-- What you have to do --
Copy out all lines where "accept" appears.

··· Material for this exercise ···

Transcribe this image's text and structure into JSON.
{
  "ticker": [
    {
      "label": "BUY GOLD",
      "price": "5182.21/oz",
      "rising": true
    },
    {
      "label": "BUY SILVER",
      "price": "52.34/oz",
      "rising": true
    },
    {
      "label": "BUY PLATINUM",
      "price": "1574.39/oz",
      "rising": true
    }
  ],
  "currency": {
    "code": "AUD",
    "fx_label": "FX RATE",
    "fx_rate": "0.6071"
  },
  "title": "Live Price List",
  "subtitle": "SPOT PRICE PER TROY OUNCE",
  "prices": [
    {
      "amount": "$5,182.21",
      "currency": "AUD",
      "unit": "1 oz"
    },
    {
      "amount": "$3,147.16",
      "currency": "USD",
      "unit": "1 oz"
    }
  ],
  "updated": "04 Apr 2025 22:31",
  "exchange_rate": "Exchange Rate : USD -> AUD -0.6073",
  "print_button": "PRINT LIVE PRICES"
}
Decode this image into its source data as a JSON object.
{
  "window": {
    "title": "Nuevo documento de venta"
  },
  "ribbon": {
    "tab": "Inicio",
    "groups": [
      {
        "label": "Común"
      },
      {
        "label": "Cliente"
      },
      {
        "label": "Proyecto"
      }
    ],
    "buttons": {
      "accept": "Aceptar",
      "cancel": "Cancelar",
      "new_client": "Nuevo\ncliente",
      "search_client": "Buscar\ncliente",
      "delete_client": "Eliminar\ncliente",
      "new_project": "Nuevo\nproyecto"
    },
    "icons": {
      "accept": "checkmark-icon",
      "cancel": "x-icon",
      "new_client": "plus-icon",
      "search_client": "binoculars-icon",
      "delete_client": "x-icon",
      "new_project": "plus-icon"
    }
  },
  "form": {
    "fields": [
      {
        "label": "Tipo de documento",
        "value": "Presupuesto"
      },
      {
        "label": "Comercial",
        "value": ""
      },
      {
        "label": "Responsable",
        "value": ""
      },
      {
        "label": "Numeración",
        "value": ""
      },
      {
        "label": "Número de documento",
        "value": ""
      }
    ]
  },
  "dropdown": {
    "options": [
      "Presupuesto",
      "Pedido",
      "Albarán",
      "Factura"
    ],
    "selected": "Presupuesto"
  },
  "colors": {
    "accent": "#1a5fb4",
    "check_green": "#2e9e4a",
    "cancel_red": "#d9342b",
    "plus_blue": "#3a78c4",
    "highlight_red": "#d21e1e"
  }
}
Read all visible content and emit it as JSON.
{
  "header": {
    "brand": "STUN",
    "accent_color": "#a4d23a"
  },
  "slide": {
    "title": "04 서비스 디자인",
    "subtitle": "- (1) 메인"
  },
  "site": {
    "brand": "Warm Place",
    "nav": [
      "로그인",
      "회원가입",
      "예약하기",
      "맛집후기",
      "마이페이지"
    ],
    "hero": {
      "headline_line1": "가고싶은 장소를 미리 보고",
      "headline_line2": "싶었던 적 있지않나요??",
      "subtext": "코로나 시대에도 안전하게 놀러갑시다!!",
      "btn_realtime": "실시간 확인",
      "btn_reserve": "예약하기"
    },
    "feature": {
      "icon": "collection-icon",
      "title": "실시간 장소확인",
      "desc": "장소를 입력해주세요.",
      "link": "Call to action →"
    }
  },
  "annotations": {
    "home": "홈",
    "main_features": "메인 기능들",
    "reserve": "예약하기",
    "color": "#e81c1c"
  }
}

···

-- Final result --
      "accept": "Aceptar",
      "accept": "checkmark-icon",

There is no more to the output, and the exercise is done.